STORED RECORDS:
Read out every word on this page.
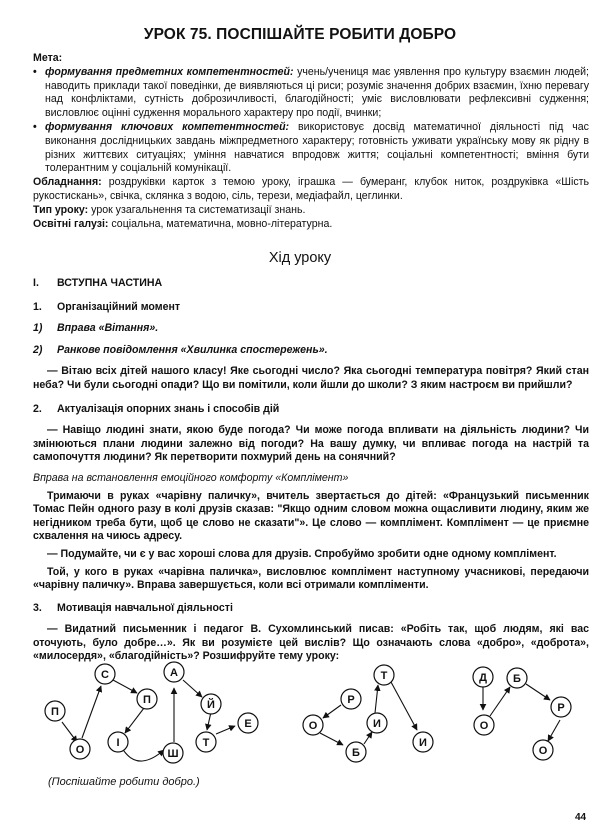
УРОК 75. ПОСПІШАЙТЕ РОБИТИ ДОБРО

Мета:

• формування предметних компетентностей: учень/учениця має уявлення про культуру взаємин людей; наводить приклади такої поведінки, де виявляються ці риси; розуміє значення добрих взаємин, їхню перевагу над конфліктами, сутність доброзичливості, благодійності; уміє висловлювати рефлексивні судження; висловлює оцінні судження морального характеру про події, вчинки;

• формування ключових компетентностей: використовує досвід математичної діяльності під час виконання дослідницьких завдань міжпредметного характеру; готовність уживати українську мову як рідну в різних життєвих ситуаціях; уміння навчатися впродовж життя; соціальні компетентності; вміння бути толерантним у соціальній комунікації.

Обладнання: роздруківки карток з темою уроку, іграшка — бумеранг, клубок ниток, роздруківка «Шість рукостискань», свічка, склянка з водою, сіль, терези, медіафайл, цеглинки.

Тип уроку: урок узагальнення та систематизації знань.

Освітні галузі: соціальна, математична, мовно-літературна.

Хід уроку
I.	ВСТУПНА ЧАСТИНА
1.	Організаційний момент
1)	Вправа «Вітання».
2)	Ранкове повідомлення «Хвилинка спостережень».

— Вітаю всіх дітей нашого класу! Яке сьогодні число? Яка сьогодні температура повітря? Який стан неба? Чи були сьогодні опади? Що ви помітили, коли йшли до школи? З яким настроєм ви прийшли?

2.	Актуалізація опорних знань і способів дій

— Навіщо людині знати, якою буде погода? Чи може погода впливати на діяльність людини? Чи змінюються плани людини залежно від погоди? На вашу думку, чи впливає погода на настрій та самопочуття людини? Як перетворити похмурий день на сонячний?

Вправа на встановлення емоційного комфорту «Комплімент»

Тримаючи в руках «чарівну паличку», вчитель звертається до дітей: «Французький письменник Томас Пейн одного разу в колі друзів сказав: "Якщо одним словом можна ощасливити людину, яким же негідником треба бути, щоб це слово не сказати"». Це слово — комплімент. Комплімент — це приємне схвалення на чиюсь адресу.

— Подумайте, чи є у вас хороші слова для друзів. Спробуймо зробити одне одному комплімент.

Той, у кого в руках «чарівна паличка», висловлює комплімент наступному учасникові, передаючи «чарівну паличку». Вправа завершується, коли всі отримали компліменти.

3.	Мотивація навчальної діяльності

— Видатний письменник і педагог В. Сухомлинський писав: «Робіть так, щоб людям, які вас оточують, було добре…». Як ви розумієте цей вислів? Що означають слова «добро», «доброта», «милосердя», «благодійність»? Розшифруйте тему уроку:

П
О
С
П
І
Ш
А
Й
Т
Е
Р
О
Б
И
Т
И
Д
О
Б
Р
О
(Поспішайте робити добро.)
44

TO DO: All preceding records should be duplicated verbatim, images excepted.

WRITTEN ANSWER:
Read out every word on this page.
УРОК 75. ПОСПІШАЙТЕ РОБИТИ ДОБРО

Мета:

• формування предметних компетентностей: учень/учениця має уявлення про культуру взаємин людей; наводить приклади такої поведінки, де виявляються ці риси; розуміє значення добрих взаємин, їхню перевагу над конфліктами, сутність доброзичливості, благодійності; уміє висловлювати рефлексивні судження; висловлює оцінні судження морального характеру про події, вчинки;

• формування ключових компетентностей: використовує досвід математичної діяльності під час виконання дослідницьких завдань міжпредметного характеру; готовність уживати українську мову як рідну в різних життєвих ситуаціях; уміння навчатися впродовж життя; соціальні компетентності; вміння бути толерантним у соціальній комунікації.

Обладнання: роздруківки карток з темою уроку, іграшка — бумеранг, клубок ниток, роздруківка «Шість рукостискань», свічка, склянка з водою, сіль, терези, медіафайл, цеглинки.

Тип уроку: урок узагальнення та систематизації знань.

Освітні галузі: соціальна, математична, мовно-літературна.

Хід уроку
I.	ВСТУПНА ЧАСТИНА
1.	Організаційний момент
1)	Вправа «Вітання».
2)	Ранкове повідомлення «Хвилинка спостережень».

— Вітаю всіх дітей нашого класу! Яке сьогодні число? Яка сьогодні температура повітря? Який стан неба? Чи були сьогодні опади? Що ви помітили, коли йшли до школи? З яким настроєм ви прийшли?

2.	Актуалізація опорних знань і способів дій

— Навіщо людині знати, якою буде погода? Чи може погода впливати на діяльність людини? Чи змінюються плани людини залежно від погоди? На вашу думку, чи впливає погода на настрій та самопочуття людини? Як перетворити похмурий день на сонячний?

Вправа на встановлення емоційного комфорту «Комплімент»

Тримаючи в руках «чарівну паличку», вчитель звертається до дітей: «Французький письменник Томас Пейн одного разу в колі друзів сказав: "Якщо одним словом можна ощасливити людину, яким же негідником треба бути, щоб це слово не сказати"». Це слово — комплімент. Комплімент — це приємне схвалення на чиюсь адресу.

— Подумайте, чи є у вас хороші слова для друзів. Спробуймо зробити одне одному комплімент.

Той, у кого в руках «чарівна паличка», висловлює комплімент наступному учасникові, передаючи «чарівну паличку». Вправа завершується, коли всі отримали компліменти.

3.	Мотивація навчальної діяльності

— Видатний письменник і педагог В. Сухомлинський писав: «Робіть так, щоб людям, які вас оточують, було добре…». Як ви розумієте цей вислів? Що означають слова «добро», «доброта», «милосердя», «благодійність»? Розшифруйте тему уроку:

П
О
С
П
І
Ш
А
Й
Т
Е
Р
О
Б
И
Т
И
Д
О
Б
Р
О
(Поспішайте робити добро.)
44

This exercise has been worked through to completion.